** REQUIREMENTS **
Reproduce the data starting at the line containing "Patent image size: (599, 878)." and ending at the line containing "The cut-out 35b is at (352, 700).", swapping "intermediate position" for "middle position". Keep every other part of those lines the same.

___ ENTRIES SUPPLIED ___

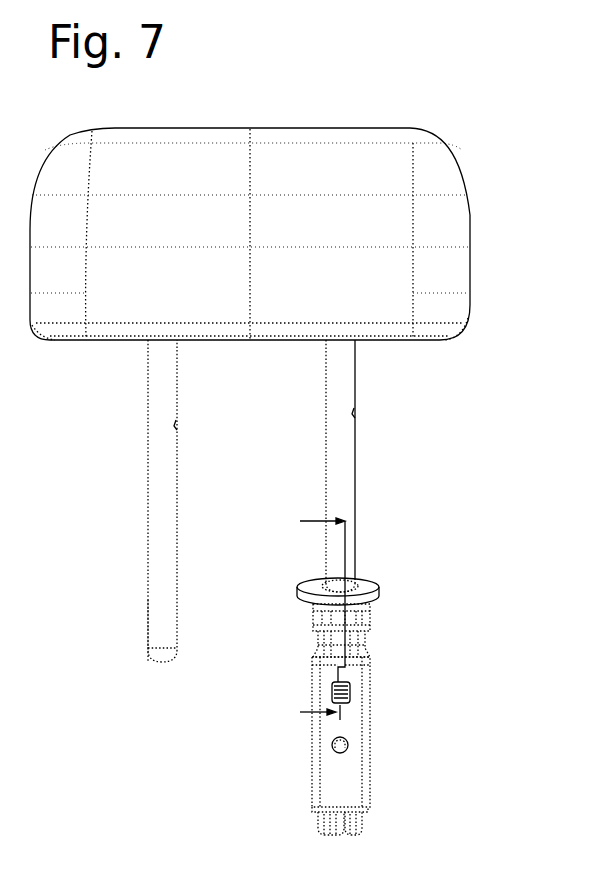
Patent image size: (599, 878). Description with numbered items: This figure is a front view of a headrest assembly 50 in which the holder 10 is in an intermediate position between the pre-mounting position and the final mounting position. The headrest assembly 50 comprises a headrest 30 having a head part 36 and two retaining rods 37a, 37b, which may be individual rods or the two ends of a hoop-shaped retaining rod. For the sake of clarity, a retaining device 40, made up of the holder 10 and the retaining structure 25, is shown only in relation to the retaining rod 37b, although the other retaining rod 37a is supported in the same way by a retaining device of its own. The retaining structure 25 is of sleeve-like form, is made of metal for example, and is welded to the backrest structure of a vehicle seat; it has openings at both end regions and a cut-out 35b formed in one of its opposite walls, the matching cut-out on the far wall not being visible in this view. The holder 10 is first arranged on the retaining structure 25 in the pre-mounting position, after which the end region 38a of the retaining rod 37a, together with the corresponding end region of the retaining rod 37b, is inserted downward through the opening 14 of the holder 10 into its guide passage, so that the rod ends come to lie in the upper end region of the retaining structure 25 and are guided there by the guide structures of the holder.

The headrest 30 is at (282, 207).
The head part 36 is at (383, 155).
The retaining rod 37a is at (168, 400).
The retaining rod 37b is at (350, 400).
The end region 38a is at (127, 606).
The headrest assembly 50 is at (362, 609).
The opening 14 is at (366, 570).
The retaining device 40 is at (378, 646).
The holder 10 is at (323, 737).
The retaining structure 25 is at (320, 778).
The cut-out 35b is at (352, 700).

___
___ ENTRIES SUPPLIED ___

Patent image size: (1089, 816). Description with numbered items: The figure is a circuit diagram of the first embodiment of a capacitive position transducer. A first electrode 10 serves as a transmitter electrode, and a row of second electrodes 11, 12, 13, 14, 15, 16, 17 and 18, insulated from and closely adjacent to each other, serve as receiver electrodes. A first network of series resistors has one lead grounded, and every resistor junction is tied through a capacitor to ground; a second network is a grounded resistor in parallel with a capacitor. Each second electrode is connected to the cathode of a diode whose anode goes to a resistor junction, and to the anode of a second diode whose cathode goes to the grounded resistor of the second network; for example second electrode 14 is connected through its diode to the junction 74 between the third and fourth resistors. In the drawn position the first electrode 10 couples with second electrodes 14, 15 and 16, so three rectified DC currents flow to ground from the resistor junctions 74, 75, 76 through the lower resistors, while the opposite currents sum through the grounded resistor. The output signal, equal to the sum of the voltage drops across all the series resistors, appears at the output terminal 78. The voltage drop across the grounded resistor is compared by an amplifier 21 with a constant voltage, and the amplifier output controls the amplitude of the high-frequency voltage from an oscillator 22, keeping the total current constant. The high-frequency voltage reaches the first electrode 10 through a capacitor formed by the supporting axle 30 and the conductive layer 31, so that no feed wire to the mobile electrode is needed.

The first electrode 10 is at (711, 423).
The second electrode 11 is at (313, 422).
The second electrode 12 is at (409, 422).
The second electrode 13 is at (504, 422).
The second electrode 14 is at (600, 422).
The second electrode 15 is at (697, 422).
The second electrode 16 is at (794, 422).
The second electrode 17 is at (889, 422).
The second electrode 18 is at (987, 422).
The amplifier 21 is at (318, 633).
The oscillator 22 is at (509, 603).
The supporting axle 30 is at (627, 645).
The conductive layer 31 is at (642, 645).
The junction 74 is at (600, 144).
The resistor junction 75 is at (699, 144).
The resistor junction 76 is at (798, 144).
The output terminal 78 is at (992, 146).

___

** COMPLETED TASK **
Patent image size: (599, 878). Description with numbered items: This figure is a front view of a headrest assembly 50 in which the holder 10 is in an middle position between the pre-mounting position and the final mounting position. The headrest assembly 50 comprises a headrest 30 having a head part 36 and two retaining rods 37a, 37b, which may be individual rods or the two ends of a hoop-shaped retaining rod. For the sake of clarity, a retaining device 40, made up of the holder 10 and the retaining structure 25, is shown only in relation to the retaining rod 37b, although the other retaining rod 37a is supported in the same way by a retaining device of its own. The retaining structure 25 is of sleeve-like form, is made of metal for example, and is welded to the backrest structure of a vehicle seat; it has openings at both end regions and a cut-out 35b formed in one of its opposite walls, the matching cut-out on the far wall not being visible in this view. The holder 10 is first arranged on the retaining structure 25 in the pre-mounting position, after which the end region 38a of the retaining rod 37a, together with the corresponding end region of the retaining rod 37b, is inserted downward through the opening 14 of the holder 10 into its guide passage, so that the rod ends come to lie in the upper end region of the retaining structure 25 and are guided there by the guide structures of the holder.

The headrest 30 is at (282, 207).
The head part 36 is at (383, 155).
The retaining rod 37a is at (168, 400).
The retaining rod 37b is at (350, 400).
The end region 38a is at (127, 606).
The headrest assembly 50 is at (362, 609).
The opening 14 is at (366, 570).
The retaining device 40 is at (378, 646).
The holder 10 is at (323, 737).
The retaining structure 25 is at (320, 778).
The cut-out 35b is at (352, 700).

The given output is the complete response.